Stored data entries
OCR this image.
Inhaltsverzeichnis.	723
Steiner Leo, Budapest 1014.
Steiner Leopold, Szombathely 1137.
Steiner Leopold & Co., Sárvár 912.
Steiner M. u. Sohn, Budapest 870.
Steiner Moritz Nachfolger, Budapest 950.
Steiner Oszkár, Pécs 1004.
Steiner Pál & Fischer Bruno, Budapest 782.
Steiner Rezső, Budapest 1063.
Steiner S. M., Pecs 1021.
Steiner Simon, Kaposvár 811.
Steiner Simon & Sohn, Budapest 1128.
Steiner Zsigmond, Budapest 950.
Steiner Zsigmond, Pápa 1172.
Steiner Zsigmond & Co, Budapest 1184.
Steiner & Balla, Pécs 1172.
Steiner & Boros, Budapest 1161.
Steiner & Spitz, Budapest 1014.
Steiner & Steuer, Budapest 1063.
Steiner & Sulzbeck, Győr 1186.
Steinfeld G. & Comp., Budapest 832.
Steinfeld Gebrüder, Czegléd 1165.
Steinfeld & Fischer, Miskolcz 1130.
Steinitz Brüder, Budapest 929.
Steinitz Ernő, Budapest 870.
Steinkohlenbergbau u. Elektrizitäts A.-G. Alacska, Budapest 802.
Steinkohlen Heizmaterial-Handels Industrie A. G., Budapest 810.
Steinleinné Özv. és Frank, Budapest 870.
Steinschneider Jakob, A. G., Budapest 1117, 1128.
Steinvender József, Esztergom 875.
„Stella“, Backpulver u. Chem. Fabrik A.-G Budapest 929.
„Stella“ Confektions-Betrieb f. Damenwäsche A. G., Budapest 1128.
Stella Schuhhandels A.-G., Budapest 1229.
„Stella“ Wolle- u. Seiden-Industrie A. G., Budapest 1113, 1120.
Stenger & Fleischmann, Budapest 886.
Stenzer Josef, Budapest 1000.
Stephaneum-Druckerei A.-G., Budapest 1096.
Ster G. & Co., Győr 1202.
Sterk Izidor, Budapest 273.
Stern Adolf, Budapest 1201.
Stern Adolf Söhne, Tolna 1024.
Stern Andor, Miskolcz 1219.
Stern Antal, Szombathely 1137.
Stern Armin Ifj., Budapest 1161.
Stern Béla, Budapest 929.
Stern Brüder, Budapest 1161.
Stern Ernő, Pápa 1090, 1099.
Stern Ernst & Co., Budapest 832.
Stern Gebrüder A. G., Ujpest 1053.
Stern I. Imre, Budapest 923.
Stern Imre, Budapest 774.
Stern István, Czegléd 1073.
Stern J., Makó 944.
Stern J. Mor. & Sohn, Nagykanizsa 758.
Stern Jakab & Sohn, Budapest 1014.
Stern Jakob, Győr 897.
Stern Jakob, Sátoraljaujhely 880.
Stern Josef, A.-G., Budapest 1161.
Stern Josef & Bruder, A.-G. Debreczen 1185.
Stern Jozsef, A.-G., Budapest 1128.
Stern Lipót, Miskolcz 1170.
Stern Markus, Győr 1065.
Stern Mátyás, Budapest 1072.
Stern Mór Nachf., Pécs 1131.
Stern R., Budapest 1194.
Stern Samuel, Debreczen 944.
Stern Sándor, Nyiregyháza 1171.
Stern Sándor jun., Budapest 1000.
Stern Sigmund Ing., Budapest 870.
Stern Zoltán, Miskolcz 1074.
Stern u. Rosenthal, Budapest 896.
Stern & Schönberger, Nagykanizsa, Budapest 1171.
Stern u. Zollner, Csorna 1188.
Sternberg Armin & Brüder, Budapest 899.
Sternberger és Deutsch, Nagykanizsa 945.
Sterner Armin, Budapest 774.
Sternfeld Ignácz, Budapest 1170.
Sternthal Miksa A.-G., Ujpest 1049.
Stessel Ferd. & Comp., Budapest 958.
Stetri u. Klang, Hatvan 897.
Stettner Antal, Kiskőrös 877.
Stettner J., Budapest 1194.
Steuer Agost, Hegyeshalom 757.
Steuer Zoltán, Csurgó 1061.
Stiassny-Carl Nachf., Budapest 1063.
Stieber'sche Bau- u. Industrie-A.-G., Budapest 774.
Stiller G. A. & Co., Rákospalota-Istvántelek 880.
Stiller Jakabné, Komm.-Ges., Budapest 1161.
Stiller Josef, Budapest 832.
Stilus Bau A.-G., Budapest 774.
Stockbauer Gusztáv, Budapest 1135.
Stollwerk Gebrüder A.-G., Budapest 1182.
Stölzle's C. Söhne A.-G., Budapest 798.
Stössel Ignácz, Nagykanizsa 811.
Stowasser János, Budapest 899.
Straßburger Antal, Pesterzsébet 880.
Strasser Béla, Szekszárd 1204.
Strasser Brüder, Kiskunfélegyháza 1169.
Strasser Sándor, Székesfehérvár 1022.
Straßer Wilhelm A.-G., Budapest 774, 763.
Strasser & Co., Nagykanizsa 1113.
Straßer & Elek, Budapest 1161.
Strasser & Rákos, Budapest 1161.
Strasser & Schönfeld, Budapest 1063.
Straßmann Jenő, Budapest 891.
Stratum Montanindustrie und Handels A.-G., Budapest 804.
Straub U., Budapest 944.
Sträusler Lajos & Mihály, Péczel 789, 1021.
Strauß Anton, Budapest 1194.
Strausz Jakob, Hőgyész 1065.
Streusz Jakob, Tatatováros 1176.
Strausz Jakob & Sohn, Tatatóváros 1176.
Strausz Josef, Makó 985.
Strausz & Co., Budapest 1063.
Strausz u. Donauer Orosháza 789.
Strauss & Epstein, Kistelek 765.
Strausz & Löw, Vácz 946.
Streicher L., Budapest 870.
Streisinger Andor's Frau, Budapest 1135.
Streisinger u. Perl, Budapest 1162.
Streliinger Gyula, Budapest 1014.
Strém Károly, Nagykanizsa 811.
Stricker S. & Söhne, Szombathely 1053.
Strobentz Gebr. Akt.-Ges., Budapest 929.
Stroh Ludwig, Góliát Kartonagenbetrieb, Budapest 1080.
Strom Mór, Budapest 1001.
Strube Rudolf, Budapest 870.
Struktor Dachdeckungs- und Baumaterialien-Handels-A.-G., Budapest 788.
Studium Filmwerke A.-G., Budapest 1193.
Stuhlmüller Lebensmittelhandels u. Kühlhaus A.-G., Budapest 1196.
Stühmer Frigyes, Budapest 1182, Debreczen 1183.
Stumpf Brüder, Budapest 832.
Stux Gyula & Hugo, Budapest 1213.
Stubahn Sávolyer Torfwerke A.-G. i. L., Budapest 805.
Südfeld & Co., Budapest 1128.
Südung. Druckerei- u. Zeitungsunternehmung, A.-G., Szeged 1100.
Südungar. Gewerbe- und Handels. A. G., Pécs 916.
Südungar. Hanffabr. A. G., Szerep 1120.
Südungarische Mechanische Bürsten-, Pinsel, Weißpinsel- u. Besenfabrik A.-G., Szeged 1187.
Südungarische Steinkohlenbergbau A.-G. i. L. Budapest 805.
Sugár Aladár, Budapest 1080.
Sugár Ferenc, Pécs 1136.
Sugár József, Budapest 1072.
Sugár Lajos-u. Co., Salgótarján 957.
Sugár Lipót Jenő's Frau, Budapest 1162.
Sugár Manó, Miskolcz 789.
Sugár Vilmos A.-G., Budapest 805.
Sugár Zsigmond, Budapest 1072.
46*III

> _Problem to solve_: Looking at the listing above, how many of its lines contain the string "Frau"? Give the number alone.

> _Expected answer_: 2